[The request]
Count the lines below that contain the word "type", and report only that number.
#####
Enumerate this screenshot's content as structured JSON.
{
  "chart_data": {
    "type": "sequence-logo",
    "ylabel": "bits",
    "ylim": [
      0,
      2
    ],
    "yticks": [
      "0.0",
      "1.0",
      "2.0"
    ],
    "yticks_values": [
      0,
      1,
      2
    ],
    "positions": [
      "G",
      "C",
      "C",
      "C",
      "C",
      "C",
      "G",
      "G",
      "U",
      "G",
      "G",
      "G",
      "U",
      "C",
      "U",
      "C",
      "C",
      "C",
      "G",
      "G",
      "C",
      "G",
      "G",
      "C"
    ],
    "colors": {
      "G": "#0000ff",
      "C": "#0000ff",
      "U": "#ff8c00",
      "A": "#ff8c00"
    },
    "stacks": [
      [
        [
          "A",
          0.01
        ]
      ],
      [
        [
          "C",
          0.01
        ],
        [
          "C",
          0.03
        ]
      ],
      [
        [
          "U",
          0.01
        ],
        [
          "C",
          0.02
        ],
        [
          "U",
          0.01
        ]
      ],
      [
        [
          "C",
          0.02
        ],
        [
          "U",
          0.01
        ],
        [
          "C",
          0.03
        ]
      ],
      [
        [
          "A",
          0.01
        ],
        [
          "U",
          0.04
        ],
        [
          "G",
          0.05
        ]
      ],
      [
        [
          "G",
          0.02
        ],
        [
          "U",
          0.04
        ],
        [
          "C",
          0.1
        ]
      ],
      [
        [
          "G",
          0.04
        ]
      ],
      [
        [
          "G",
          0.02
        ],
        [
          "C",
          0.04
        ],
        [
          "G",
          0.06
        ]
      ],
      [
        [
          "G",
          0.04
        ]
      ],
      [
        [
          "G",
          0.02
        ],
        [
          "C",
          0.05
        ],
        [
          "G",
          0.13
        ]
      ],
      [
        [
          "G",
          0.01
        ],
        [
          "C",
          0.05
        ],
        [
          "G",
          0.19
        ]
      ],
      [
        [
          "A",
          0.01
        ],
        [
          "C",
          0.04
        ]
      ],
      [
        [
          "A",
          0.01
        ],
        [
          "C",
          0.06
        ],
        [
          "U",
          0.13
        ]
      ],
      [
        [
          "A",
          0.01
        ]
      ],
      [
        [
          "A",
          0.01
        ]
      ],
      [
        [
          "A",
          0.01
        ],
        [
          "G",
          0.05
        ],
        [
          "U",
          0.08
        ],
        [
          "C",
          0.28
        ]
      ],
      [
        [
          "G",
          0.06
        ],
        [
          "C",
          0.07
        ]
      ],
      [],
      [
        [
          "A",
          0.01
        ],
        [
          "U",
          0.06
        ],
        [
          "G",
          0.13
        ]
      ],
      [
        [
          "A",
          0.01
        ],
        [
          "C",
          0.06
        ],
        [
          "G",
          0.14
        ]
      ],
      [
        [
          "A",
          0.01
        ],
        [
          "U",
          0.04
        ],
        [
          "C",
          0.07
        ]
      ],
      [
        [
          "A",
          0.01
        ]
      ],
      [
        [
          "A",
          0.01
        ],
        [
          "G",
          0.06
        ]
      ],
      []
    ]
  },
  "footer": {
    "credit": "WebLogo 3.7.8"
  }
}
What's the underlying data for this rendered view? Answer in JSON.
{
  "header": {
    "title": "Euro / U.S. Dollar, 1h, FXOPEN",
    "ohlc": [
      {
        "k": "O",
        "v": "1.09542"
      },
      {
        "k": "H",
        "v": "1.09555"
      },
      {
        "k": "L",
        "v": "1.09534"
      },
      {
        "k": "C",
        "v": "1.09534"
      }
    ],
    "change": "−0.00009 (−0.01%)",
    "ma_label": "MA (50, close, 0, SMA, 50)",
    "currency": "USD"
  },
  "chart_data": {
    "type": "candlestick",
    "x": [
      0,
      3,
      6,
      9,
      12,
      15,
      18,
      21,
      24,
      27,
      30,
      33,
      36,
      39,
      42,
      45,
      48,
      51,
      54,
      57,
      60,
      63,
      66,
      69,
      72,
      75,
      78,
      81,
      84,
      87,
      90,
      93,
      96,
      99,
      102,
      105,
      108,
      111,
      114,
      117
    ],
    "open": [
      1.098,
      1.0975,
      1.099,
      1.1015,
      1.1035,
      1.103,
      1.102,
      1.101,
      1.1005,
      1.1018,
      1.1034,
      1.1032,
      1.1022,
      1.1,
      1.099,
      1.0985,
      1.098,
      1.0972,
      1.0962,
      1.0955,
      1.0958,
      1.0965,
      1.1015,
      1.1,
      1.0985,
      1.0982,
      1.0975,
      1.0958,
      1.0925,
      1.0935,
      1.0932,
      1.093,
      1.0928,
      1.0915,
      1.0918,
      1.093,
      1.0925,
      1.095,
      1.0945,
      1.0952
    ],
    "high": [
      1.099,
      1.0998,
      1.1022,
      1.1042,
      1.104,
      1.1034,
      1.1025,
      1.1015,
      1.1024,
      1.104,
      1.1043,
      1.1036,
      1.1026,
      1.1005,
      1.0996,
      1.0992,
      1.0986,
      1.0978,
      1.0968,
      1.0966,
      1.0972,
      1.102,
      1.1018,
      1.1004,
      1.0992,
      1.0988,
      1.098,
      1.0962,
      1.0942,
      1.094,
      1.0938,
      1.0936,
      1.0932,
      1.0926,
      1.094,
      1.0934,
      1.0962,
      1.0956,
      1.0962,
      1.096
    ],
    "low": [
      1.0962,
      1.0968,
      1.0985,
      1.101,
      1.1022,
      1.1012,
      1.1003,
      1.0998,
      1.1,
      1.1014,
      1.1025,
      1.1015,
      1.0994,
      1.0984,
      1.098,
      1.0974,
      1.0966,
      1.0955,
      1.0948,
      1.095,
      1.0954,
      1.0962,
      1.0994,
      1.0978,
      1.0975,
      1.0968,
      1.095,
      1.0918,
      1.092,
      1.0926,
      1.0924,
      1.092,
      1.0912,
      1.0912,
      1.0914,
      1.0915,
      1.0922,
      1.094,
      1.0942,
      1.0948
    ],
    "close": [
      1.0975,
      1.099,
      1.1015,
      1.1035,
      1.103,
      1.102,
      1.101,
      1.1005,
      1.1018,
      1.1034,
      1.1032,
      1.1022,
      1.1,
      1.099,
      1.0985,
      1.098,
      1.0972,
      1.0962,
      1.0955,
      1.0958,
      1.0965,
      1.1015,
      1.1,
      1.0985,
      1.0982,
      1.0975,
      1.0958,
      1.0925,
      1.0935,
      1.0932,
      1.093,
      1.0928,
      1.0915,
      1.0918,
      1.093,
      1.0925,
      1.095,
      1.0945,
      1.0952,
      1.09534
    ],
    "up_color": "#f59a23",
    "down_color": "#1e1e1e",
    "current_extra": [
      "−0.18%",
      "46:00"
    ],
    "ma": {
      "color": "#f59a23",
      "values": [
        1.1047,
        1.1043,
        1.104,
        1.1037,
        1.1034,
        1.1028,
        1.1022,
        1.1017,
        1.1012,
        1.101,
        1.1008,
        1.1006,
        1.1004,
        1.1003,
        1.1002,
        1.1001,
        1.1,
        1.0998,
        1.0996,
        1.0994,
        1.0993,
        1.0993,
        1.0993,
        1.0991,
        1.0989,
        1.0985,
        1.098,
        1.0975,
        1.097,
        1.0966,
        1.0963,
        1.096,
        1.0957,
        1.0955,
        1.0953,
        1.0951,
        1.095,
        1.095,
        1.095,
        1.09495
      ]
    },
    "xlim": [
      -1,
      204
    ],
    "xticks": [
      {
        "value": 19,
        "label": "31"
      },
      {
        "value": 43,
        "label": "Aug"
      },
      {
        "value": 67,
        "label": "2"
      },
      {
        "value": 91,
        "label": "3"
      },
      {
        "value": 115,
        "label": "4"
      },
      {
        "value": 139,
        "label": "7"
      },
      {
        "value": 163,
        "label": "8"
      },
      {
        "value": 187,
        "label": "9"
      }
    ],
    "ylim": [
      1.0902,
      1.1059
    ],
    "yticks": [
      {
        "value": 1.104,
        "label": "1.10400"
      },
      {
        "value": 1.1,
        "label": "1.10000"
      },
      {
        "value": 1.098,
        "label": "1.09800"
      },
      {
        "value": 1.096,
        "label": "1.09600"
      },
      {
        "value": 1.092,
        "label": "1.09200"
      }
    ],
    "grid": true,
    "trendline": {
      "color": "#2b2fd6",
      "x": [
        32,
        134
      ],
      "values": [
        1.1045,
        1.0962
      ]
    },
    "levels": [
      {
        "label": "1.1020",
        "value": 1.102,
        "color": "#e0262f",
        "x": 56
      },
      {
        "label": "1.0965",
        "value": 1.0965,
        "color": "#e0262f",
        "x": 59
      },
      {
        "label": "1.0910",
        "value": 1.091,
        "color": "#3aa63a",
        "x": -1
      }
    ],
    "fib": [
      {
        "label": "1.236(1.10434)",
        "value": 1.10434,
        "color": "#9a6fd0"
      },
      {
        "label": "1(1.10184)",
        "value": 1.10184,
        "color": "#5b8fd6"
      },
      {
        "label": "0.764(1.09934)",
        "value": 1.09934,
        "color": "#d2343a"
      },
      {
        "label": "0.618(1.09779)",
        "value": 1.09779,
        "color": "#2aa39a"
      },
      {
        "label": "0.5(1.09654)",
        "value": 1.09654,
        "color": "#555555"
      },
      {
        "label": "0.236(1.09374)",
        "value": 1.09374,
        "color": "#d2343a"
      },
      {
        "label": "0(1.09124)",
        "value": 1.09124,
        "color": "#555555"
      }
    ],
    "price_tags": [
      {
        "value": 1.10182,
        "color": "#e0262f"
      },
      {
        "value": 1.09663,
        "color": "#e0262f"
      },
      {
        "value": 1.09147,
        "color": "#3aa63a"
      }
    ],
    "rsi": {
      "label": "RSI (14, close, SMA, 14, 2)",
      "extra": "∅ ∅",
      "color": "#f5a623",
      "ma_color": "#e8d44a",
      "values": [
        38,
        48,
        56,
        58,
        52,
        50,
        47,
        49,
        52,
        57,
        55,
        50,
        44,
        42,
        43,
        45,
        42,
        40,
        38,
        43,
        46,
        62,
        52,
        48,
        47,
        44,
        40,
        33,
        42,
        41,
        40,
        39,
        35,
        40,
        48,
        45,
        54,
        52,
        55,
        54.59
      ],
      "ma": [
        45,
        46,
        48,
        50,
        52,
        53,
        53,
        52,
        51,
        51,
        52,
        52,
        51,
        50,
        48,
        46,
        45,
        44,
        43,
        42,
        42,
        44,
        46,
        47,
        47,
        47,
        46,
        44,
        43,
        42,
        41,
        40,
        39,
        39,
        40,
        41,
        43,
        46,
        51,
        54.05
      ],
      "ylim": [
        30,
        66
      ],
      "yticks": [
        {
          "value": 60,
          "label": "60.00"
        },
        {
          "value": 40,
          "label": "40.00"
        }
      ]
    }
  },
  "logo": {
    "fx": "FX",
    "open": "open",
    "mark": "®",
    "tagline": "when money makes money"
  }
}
#####
[Answer to this task]
2